Written instruction – Restate the data below word for word. Skip any images it contains.
============================================================
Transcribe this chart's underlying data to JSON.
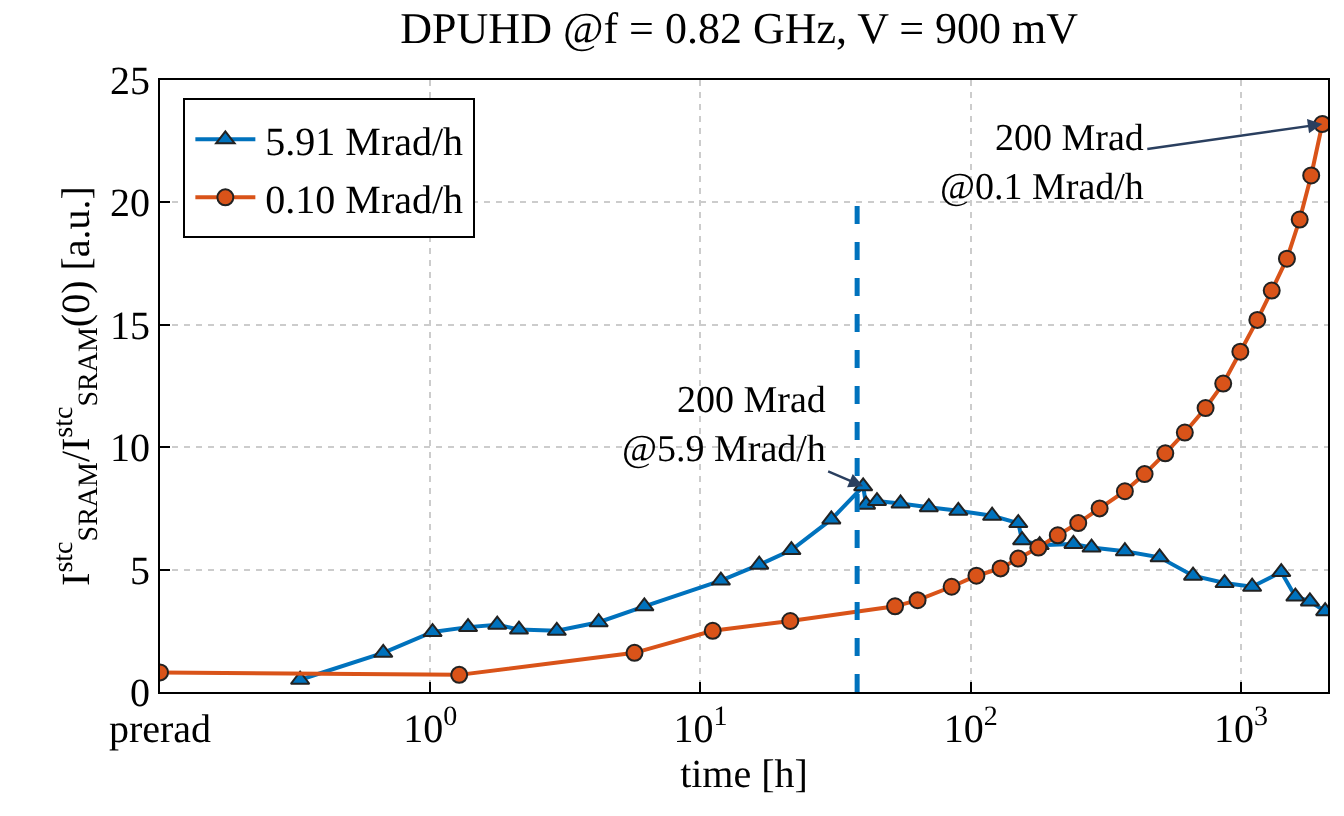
{
  "chart_data": {
    "type": "line",
    "title": "DPUHD @f = 0.82 GHz, V = 900 mV",
    "xlabel": "time [h]",
    "ylabel": "I$^{stc}$$_{SRAM}$/I$^{stc}$$_{SRAM}$(0) [a.u.]",
    "log": "x",
    "xlim": [
      0.1,
      2100
    ],
    "xticks": [
      {
        "value": 0.1,
        "label": "prerad"
      },
      {
        "value": 1,
        "label": "10$^{0}$"
      },
      {
        "value": 10,
        "label": "10$^{1}$"
      },
      {
        "value": 100,
        "label": "10$^{2}$"
      },
      {
        "value": 1000,
        "label": "10$^{3}$"
      }
    ],
    "ylim": [
      0,
      25
    ],
    "yticks": [
      0,
      5,
      10,
      15,
      20,
      25
    ],
    "grid": true,
    "legend": "top left",
    "line_style": "solid",
    "series": [
      {
        "name": "5.91 Mrad/h",
        "color": "#0072bd",
        "marker": "triangle",
        "x": [
          0.33,
          0.67,
          1.02,
          1.38,
          1.77,
          2.13,
          2.94,
          4.2,
          6.2,
          11.9,
          16.5,
          21.7,
          30.5,
          40,
          41,
          45,
          55,
          70,
          90,
          120,
          150,
          155,
          180,
          240,
          280,
          372,
          500,
          665,
          870,
          1100,
          1410,
          1590,
          1800,
          2050
        ],
        "values": [
          0.5,
          1.6,
          2.45,
          2.65,
          2.75,
          2.55,
          2.5,
          2.85,
          3.5,
          4.55,
          5.2,
          5.8,
          7.05,
          8.4,
          7.65,
          7.8,
          7.7,
          7.55,
          7.4,
          7.2,
          6.9,
          6.2,
          6.0,
          6.05,
          5.9,
          5.75,
          5.5,
          4.75,
          4.45,
          4.3,
          4.9,
          3.9,
          3.7,
          3.3
        ]
      },
      {
        "name": "0.10 Mrad/h",
        "color": "#d95319",
        "marker": "circle",
        "x": [
          0.1,
          1.28,
          5.7,
          11.1,
          21.5,
          52.5,
          63.6,
          85,
          105,
          129,
          150,
          178,
          210,
          250,
          300,
          372,
          440,
          525,
          620,
          740,
          860,
          995,
          1150,
          1300,
          1480,
          1650,
          1820,
          2000
        ],
        "values": [
          0.8,
          0.7,
          1.6,
          2.5,
          2.9,
          3.5,
          3.75,
          4.3,
          4.75,
          5.05,
          5.45,
          5.9,
          6.4,
          6.9,
          7.5,
          8.2,
          8.9,
          9.75,
          10.6,
          11.6,
          12.6,
          13.9,
          15.2,
          16.4,
          17.7,
          19.3,
          21.1,
          23.2
        ]
      }
    ],
    "ref_lines": [
      {
        "axis": "x",
        "value": 38,
        "color": "#0072bd",
        "line_style": "dashed"
      }
    ],
    "annotations": [
      {
        "text": "200 Mrad\n@5.9 Mrad/h",
        "x": 40,
        "y": 8.4
      },
      {
        "text": "200 Mrad\n@0.1 Mrad/h",
        "x": 2000,
        "y": 23.2
      }
    ]
  }
}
============================================================
Result of the task –
Transcribe this chart's underlying data to JSON.
{
  "chart_data": {
    "type": "line",
    "title": "DPUHD @f = 0.82 GHz, V = 900 mV",
    "xlabel": "time [h]",
    "ylabel": "I$^{stc}$$_{SRAM}$/I$^{stc}$$_{SRAM}$(0) [a.u.]",
    "log": "x",
    "xlim": [
      0.1,
      2100
    ],
    "xticks": [
      {
        "value": 0.1,
        "label": "prerad"
      },
      {
        "value": 1,
        "label": "10$^{0}$"
      },
      {
        "value": 10,
        "label": "10$^{1}$"
      },
      {
        "value": 100,
        "label": "10$^{2}$"
      },
      {
        "value": 1000,
        "label": "10$^{3}$"
      }
    ],
    "ylim": [
      0,
      25
    ],
    "yticks": [
      0,
      5,
      10,
      15,
      20,
      25
    ],
    "grid": true,
    "legend": "top left",
    "line_style": "solid",
    "series": [
      {
        "name": "5.91 Mrad/h",
        "color": "#0072bd",
        "marker": "triangle",
        "x": [
          0.33,
          0.67,
          1.02,
          1.38,
          1.77,
          2.13,
          2.94,
          4.2,
          6.2,
          11.9,
          16.5,
          21.7,
          30.5,
          40,
          41,
          45,
          55,
          70,
          90,
          120,
          150,
          155,
          180,
          240,
          280,
          372,
          500,
          665,
          870,
          1100,
          1410,
          1590,
          1800,
          2050
        ],
        "values": [
          0.5,
          1.6,
          2.45,
          2.65,
          2.75,
          2.55,
          2.5,
          2.85,
          3.5,
          4.55,
          5.2,
          5.8,
          7.05,
          8.4,
          7.65,
          7.8,
          7.7,
          7.55,
          7.4,
          7.2,
          6.9,
          6.2,
          6.0,
          6.05,
          5.9,
          5.75,
          5.5,
          4.75,
          4.45,
          4.3,
          4.9,
          3.9,
          3.7,
          3.3
        ]
      },
      {
        "name": "0.10 Mrad/h",
        "color": "#d95319",
        "marker": "circle",
        "x": [
          0.1,
          1.28,
          5.7,
          11.1,
          21.5,
          52.5,
          63.6,
          85,
          105,
          129,
          150,
          178,
          210,
          250,
          300,
          372,
          440,
          525,
          620,
          740,
          860,
          995,
          1150,
          1300,
          1480,
          1650,
          1820,
          2000
        ],
        "values": [
          0.8,
          0.7,
          1.6,
          2.5,
          2.9,
          3.5,
          3.75,
          4.3,
          4.75,
          5.05,
          5.45,
          5.9,
          6.4,
          6.9,
          7.5,
          8.2,
          8.9,
          9.75,
          10.6,
          11.6,
          12.6,
          13.9,
          15.2,
          16.4,
          17.7,
          19.3,
          21.1,
          23.2
        ]
      }
    ],
    "ref_lines": [
      {
        "axis": "x",
        "value": 38,
        "color": "#0072bd",
        "line_style": "dashed"
      }
    ],
    "annotations": [
      {
        "text": "200 Mrad\n@5.9 Mrad/h",
        "x": 40,
        "y": 8.4
      },
      {
        "text": "200 Mrad\n@0.1 Mrad/h",
        "x": 2000,
        "y": 23.2
      }
    ]
  }
}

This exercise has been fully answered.